Saved data entries:
Content starts

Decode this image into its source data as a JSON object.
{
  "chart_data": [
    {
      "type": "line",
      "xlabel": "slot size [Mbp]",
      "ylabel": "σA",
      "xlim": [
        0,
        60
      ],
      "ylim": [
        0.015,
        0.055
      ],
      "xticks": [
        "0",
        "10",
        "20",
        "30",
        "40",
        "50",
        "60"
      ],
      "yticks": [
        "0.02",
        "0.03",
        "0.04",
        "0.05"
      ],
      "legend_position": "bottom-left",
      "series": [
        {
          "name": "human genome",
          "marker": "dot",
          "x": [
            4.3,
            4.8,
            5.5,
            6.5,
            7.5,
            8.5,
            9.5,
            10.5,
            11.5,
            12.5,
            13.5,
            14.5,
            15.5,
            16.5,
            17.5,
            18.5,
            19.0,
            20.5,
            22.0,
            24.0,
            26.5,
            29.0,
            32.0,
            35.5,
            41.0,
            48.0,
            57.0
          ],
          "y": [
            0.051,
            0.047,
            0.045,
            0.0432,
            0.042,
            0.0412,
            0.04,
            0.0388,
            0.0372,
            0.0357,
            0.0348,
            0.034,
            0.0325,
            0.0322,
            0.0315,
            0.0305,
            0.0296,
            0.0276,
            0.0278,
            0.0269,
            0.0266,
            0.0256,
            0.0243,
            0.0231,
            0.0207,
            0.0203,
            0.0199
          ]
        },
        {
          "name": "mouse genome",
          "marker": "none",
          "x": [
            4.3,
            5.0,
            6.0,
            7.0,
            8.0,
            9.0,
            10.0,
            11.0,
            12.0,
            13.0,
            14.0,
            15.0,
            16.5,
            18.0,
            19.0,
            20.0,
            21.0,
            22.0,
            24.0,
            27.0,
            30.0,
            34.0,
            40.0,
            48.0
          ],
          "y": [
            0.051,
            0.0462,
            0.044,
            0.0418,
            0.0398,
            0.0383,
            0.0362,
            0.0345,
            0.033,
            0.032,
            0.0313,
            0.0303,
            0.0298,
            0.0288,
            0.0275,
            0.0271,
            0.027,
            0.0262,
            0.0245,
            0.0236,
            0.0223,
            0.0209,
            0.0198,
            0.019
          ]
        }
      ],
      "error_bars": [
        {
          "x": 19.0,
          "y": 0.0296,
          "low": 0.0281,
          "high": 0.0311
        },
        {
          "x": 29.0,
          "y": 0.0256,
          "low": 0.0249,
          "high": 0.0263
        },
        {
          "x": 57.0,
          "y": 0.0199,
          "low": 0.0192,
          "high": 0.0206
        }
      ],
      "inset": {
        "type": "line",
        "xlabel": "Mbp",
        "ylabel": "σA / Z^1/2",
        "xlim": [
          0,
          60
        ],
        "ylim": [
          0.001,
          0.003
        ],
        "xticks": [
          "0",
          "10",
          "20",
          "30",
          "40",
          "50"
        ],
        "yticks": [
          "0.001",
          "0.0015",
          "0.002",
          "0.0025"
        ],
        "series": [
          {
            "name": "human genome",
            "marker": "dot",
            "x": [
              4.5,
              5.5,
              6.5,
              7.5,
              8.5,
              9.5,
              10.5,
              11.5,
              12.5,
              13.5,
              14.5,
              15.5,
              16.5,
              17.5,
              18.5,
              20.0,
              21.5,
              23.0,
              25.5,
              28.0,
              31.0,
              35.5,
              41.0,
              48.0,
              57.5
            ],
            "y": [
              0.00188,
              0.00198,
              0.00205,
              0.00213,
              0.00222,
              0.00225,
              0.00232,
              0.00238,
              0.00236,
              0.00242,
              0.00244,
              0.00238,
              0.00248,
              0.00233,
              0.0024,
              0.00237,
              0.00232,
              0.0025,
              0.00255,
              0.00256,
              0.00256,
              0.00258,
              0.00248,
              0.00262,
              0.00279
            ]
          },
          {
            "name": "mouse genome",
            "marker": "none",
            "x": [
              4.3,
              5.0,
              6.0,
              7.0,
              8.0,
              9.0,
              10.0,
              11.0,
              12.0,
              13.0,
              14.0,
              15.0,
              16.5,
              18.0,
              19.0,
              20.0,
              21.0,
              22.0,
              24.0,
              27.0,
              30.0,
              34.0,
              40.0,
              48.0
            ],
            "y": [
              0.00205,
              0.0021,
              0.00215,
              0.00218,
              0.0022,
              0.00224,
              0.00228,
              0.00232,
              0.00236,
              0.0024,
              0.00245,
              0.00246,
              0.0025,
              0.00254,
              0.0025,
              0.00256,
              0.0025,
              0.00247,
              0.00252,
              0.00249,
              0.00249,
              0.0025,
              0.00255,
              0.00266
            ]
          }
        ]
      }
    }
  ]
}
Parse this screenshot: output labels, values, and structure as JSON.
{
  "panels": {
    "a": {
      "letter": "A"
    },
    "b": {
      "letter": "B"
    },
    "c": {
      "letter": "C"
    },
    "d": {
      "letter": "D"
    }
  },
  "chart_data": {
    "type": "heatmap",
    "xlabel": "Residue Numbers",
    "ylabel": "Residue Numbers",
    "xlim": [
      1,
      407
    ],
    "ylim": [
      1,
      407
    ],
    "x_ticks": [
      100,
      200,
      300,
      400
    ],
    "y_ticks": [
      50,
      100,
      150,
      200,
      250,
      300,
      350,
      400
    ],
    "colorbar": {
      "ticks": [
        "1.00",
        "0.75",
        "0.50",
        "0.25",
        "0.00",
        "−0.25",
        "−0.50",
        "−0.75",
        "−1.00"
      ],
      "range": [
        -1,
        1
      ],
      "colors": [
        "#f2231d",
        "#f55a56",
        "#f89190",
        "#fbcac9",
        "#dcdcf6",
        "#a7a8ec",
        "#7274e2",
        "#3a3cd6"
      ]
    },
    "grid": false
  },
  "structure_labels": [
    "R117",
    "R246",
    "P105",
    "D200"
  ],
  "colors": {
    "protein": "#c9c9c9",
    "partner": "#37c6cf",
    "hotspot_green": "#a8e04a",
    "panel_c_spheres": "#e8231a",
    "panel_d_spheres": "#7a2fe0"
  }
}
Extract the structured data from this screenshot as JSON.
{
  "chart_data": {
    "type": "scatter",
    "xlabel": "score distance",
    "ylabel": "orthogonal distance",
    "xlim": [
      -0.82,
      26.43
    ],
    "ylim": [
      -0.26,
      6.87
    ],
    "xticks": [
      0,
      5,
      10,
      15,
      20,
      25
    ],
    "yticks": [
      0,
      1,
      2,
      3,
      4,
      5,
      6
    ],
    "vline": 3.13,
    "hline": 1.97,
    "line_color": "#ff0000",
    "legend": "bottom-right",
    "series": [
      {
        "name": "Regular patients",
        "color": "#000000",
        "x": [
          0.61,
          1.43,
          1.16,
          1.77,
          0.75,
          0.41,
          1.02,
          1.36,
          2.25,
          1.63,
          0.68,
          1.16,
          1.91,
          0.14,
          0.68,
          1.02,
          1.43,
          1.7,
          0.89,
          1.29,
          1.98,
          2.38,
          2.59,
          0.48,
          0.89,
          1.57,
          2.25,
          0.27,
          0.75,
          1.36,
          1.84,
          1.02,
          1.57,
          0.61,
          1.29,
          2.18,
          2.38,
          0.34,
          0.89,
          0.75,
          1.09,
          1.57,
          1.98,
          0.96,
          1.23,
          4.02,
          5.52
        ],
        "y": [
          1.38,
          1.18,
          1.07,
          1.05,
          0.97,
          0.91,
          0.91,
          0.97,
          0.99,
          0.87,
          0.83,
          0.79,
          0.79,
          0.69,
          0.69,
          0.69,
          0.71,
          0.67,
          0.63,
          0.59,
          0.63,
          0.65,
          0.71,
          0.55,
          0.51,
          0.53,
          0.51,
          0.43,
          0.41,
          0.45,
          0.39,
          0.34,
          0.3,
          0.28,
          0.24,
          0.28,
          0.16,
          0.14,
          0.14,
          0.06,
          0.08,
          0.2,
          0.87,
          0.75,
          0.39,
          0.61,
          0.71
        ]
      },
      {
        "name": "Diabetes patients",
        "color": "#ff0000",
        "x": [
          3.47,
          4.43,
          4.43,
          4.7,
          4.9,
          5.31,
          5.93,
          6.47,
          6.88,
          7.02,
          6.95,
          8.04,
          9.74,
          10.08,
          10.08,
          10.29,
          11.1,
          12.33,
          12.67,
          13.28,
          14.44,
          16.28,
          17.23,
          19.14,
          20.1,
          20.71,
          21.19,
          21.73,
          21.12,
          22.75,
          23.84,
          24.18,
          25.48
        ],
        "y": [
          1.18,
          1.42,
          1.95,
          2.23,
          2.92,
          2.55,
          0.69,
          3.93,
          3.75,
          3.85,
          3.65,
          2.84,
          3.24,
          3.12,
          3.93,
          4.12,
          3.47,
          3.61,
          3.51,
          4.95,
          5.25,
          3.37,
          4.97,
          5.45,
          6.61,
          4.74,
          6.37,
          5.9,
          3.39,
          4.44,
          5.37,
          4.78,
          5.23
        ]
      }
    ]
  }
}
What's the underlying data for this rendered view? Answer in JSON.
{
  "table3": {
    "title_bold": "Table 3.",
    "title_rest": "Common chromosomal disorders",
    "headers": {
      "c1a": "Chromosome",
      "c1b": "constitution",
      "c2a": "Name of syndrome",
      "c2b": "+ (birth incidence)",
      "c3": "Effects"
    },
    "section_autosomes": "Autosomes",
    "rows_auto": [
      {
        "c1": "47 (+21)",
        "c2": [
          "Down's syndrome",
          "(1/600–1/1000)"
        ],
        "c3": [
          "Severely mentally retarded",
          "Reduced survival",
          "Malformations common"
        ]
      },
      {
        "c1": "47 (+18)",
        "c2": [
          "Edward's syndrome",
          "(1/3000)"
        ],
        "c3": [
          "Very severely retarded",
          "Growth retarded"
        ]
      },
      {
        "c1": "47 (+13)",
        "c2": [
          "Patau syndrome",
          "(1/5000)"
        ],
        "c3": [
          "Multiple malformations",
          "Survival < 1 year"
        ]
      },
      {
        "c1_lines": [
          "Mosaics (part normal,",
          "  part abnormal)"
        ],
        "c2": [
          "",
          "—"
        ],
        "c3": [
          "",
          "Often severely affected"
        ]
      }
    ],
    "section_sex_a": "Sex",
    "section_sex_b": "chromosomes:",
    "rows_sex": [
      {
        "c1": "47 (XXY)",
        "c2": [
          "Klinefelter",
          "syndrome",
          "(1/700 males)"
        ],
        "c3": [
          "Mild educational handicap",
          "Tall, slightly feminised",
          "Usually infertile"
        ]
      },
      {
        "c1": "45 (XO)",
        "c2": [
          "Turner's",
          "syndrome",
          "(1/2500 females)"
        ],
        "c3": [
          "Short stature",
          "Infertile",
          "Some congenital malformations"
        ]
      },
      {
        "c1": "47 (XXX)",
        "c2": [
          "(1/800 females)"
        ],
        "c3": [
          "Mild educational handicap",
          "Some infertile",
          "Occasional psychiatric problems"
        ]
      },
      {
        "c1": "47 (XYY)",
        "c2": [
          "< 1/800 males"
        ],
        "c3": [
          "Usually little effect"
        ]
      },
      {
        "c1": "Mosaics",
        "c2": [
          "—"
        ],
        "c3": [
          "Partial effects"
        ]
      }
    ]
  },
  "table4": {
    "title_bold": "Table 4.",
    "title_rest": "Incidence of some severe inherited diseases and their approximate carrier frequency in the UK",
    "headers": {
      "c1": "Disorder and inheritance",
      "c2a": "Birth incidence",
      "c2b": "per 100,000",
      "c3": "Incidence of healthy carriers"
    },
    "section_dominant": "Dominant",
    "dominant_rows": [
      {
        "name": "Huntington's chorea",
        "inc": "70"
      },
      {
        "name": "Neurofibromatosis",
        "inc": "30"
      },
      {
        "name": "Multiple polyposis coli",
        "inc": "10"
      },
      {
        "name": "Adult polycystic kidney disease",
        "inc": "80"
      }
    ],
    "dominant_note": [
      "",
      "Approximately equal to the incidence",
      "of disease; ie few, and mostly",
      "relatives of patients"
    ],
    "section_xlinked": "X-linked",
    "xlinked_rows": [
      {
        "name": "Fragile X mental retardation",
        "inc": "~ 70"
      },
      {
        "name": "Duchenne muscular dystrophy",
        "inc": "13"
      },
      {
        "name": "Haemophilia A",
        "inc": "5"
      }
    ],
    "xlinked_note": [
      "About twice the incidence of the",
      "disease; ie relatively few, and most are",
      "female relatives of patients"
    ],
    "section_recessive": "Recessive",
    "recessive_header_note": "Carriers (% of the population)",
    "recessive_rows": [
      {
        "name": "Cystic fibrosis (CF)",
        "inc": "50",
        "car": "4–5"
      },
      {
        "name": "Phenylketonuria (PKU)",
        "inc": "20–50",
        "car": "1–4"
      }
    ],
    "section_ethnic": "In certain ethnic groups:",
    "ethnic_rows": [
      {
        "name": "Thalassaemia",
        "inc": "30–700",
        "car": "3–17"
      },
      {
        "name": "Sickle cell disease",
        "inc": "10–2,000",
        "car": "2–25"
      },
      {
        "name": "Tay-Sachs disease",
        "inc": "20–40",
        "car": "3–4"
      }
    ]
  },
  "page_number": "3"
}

Content ends

Filter the lines above, keeping and copying those that contain "mouse".

Solution for this exercise:
          "name": "mouse genome",
            "name": "mouse genome",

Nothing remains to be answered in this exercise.